* **DESCRIPTION OF THE TASK**
Take the material below and write it all out again exactly.

* **DATASET ENTRIES**
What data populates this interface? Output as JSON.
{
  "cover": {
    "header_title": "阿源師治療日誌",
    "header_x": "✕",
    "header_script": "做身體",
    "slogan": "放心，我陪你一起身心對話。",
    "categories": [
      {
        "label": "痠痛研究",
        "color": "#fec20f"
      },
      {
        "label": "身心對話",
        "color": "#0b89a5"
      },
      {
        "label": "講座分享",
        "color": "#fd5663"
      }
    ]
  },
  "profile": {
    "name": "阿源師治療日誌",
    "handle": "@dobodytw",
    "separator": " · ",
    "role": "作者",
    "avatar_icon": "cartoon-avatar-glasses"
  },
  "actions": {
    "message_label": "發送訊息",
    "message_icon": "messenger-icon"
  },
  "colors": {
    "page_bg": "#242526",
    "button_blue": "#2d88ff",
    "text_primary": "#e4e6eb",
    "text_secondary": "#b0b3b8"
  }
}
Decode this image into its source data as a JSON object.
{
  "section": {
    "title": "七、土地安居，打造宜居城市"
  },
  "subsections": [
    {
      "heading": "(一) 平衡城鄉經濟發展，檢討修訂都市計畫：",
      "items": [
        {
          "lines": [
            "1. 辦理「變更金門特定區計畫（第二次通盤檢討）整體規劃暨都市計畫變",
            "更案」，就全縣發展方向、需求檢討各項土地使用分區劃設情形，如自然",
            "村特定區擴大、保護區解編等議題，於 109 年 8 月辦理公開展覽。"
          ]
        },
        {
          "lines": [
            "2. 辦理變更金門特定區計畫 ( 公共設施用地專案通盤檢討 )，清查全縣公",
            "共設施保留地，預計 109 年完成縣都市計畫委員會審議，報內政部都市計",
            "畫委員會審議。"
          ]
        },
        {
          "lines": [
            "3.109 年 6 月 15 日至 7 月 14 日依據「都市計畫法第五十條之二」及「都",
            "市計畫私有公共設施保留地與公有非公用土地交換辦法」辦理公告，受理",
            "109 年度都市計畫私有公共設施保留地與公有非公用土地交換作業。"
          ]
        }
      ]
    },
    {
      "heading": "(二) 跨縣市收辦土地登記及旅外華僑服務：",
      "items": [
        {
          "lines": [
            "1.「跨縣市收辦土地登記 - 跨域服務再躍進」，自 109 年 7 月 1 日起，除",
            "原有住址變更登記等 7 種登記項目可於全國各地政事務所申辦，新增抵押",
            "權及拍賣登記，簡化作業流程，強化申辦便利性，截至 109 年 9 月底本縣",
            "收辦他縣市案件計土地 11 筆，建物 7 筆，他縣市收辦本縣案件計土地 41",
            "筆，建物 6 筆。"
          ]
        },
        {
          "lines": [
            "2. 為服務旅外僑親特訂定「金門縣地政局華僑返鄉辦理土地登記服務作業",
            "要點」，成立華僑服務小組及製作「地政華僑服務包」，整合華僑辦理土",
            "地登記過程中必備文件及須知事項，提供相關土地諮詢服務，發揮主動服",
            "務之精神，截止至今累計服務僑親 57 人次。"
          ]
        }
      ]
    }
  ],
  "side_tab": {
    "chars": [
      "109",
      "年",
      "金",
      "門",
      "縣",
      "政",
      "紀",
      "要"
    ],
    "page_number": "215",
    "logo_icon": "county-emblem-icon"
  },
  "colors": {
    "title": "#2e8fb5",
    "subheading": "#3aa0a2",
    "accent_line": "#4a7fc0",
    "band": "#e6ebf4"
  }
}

* **RESULT FOR THIS EXERCISE**
What data populates this interface? Output as JSON.
{
  "cover": {
    "header_title": "阿源師治療日誌",
    "header_x": "✕",
    "header_script": "做身體",
    "slogan": "放心，我陪你一起身心對話。",
    "categories": [
      {
        "label": "痠痛研究",
        "color": "#fec20f"
      },
      {
        "label": "身心對話",
        "color": "#0b89a5"
      },
      {
        "label": "講座分享",
        "color": "#fd5663"
      }
    ]
  },
  "profile": {
    "name": "阿源師治療日誌",
    "handle": "@dobodytw",
    "separator": " · ",
    "role": "作者",
    "avatar_icon": "cartoon-avatar-glasses"
  },
  "actions": {
    "message_label": "發送訊息",
    "message_icon": "messenger-icon"
  },
  "colors": {
    "page_bg": "#242526",
    "button_blue": "#2d88ff",
    "text_primary": "#e4e6eb",
    "text_secondary": "#b0b3b8"
  }
}
Decode this image into its source data as a JSON object.
{
  "section": {
    "title": "七、土地安居，打造宜居城市"
  },
  "subsections": [
    {
      "heading": "(一) 平衡城鄉經濟發展，檢討修訂都市計畫：",
      "items": [
        {
          "lines": [
            "1. 辦理「變更金門特定區計畫（第二次通盤檢討）整體規劃暨都市計畫變",
            "更案」，就全縣發展方向、需求檢討各項土地使用分區劃設情形，如自然",
            "村特定區擴大、保護區解編等議題，於 109 年 8 月辦理公開展覽。"
          ]
        },
        {
          "lines": [
            "2. 辦理變更金門特定區計畫 ( 公共設施用地專案通盤檢討 )，清查全縣公",
            "共設施保留地，預計 109 年完成縣都市計畫委員會審議，報內政部都市計",
            "畫委員會審議。"
          ]
        },
        {
          "lines": [
            "3.109 年 6 月 15 日至 7 月 14 日依據「都市計畫法第五十條之二」及「都",
            "市計畫私有公共設施保留地與公有非公用土地交換辦法」辦理公告，受理",
            "109 年度都市計畫私有公共設施保留地與公有非公用土地交換作業。"
          ]
        }
      ]
    },
    {
      "heading": "(二) 跨縣市收辦土地登記及旅外華僑服務：",
      "items": [
        {
          "lines": [
            "1.「跨縣市收辦土地登記 - 跨域服務再躍進」，自 109 年 7 月 1 日起，除",
            "原有住址變更登記等 7 種登記項目可於全國各地政事務所申辦，新增抵押",
            "權及拍賣登記，簡化作業流程，強化申辦便利性，截至 109 年 9 月底本縣",
            "收辦他縣市案件計土地 11 筆，建物 7 筆，他縣市收辦本縣案件計土地 41",
            "筆，建物 6 筆。"
          ]
        },
        {
          "lines": [
            "2. 為服務旅外僑親特訂定「金門縣地政局華僑返鄉辦理土地登記服務作業",
            "要點」，成立華僑服務小組及製作「地政華僑服務包」，整合華僑辦理土",
            "地登記過程中必備文件及須知事項，提供相關土地諮詢服務，發揮主動服",
            "務之精神，截止至今累計服務僑親 57 人次。"
          ]
        }
      ]
    }
  ],
  "side_tab": {
    "chars": [
      "109",
      "年",
      "金",
      "門",
      "縣",
      "政",
      "紀",
      "要"
    ],
    "page_number": "215",
    "logo_icon": "county-emblem-icon"
  },
  "colors": {
    "title": "#2e8fb5",
    "subheading": "#3aa0a2",
    "accent_line": "#4a7fc0",
    "band": "#e6ebf4"
  }
}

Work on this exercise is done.